Work to do: Copy each line of the records that contains the word "JSON".

(Figure content listings)

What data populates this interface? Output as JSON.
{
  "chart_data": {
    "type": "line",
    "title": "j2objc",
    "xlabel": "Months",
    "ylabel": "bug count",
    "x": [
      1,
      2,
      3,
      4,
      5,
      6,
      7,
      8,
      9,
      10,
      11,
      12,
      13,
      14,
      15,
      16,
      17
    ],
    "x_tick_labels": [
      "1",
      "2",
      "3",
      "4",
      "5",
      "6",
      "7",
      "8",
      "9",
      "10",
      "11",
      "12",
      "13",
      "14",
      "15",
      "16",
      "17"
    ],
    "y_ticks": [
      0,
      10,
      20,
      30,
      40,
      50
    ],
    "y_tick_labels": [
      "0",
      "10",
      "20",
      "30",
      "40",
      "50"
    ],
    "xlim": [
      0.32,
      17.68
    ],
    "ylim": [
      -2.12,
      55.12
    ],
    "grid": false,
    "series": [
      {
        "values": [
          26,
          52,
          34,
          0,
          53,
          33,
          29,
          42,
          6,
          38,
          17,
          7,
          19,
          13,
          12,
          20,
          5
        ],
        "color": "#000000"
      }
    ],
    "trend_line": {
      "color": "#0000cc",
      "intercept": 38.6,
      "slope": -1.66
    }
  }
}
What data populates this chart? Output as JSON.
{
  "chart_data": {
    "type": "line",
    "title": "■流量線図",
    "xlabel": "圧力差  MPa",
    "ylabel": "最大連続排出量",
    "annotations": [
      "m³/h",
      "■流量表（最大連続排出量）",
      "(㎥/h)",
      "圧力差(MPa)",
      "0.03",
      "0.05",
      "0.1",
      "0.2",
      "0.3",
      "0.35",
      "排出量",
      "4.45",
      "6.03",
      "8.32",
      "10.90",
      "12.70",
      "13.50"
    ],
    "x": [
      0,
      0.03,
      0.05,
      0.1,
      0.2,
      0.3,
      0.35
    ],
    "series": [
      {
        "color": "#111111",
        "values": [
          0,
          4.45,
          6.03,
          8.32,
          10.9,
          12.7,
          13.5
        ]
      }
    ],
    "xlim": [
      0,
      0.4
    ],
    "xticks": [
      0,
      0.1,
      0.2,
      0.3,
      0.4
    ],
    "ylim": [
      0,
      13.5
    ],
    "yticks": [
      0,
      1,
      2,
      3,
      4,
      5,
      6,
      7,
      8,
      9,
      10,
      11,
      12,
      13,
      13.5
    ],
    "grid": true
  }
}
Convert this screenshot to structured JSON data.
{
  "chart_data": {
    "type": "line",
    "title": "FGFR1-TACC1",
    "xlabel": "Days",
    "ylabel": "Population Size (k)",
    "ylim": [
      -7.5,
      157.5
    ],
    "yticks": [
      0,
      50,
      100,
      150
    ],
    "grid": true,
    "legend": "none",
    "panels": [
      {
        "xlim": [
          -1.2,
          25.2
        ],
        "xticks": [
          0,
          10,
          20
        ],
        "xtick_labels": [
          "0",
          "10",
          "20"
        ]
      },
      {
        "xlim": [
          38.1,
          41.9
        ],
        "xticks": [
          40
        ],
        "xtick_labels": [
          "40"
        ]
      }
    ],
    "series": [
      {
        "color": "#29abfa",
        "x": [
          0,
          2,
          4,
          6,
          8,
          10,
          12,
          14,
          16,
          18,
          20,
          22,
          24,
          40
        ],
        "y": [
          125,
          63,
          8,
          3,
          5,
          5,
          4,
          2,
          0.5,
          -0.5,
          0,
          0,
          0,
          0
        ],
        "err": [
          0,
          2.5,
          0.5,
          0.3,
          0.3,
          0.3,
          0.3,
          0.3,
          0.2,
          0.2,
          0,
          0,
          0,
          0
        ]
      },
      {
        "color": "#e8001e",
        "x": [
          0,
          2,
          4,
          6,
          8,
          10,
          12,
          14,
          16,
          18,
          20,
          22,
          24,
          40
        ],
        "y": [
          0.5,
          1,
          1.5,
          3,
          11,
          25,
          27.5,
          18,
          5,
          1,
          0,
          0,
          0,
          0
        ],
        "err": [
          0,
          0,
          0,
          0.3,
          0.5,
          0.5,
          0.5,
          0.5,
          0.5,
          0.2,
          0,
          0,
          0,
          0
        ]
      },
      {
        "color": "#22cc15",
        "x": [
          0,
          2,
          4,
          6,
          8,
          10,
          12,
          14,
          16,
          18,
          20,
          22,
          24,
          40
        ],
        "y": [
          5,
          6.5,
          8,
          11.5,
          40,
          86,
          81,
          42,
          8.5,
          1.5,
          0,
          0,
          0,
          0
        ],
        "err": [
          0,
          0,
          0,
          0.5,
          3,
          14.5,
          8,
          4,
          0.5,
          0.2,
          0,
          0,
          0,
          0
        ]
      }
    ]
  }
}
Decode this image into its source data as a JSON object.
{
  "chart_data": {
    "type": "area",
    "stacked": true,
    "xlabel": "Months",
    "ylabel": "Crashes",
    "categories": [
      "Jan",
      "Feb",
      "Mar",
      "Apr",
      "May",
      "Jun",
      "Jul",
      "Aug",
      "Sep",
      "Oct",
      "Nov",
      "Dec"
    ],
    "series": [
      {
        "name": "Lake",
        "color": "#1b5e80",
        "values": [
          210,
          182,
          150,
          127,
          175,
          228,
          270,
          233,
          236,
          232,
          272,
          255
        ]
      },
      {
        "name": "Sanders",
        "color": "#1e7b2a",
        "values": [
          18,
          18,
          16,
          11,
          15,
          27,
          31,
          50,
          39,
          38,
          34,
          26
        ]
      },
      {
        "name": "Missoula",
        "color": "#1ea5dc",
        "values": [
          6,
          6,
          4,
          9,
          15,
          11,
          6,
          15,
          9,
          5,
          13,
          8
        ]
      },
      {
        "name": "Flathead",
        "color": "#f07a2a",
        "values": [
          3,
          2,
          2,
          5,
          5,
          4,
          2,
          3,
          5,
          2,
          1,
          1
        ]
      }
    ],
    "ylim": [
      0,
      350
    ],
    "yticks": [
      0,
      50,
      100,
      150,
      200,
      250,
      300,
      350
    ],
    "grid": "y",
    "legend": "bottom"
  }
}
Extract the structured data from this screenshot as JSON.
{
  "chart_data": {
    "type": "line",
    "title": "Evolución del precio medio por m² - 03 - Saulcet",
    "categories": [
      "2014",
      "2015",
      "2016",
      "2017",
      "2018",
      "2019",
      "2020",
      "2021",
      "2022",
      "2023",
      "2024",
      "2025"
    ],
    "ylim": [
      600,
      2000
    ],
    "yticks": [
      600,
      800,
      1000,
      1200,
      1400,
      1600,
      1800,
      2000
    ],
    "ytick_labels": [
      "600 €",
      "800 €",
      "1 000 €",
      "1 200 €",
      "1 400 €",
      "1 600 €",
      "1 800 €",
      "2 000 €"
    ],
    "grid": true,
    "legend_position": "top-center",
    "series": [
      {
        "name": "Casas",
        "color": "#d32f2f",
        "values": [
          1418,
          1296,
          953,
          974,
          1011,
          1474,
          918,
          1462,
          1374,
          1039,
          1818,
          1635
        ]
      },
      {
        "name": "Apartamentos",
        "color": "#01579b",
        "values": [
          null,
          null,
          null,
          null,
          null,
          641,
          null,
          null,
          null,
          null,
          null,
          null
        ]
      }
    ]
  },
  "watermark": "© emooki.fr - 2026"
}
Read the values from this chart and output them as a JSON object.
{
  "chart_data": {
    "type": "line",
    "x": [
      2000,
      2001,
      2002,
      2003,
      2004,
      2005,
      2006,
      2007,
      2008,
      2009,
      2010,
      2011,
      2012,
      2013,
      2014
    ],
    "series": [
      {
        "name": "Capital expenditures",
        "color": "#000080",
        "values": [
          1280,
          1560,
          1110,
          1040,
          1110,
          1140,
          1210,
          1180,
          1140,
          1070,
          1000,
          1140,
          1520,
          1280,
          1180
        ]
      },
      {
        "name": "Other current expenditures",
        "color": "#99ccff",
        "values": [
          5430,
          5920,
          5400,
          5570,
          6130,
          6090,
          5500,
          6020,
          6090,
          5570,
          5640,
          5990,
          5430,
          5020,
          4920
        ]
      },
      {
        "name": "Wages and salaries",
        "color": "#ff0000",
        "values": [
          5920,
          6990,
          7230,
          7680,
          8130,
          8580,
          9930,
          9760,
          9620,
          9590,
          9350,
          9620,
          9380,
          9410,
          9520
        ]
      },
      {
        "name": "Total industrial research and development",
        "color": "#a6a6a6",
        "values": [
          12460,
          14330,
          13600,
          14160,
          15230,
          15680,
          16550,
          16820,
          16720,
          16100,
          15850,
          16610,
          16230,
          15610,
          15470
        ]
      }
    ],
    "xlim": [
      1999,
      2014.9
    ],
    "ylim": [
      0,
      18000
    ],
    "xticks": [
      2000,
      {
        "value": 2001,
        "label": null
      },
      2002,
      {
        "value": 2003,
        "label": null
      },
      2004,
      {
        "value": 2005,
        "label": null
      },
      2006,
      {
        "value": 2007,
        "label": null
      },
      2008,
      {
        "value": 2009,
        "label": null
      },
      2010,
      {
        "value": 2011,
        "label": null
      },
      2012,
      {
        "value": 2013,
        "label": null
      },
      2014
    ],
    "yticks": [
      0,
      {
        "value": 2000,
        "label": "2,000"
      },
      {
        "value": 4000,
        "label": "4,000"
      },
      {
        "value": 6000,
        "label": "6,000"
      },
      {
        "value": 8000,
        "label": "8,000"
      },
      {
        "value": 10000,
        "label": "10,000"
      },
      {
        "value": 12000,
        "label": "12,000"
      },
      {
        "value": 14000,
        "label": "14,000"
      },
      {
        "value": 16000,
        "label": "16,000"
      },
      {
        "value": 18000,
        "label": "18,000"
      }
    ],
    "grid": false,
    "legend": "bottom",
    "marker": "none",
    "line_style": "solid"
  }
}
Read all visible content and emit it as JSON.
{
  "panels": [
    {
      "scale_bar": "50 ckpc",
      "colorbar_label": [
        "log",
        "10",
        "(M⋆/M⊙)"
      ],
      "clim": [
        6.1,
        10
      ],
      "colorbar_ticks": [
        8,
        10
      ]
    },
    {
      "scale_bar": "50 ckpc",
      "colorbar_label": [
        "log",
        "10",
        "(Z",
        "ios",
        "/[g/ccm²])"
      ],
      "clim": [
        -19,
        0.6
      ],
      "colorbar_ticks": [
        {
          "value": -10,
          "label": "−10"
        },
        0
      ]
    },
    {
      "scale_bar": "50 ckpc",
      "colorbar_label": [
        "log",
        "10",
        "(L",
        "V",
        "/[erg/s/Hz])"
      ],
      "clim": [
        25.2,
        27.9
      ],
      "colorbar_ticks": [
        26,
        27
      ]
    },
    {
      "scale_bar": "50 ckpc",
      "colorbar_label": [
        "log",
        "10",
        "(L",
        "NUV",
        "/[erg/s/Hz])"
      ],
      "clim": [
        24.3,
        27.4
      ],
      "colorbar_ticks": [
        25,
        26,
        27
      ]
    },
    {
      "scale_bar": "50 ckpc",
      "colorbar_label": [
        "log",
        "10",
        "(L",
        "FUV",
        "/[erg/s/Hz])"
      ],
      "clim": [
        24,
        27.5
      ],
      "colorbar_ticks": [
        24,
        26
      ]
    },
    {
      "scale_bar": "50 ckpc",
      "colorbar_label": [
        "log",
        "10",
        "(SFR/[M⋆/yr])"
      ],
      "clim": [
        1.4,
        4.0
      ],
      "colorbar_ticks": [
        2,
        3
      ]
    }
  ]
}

Problem solution:
What data populates this interface? Output as JSON.
What data populates this chart? Output as JSON.
Convert this screenshot to structured JSON data.
Decode this image into its source data as a JSON object.
Extract the structured data from this screenshot as JSON.
Read the values from this chart and output them as a JSON object.
Read all visible content and emit it as JSON.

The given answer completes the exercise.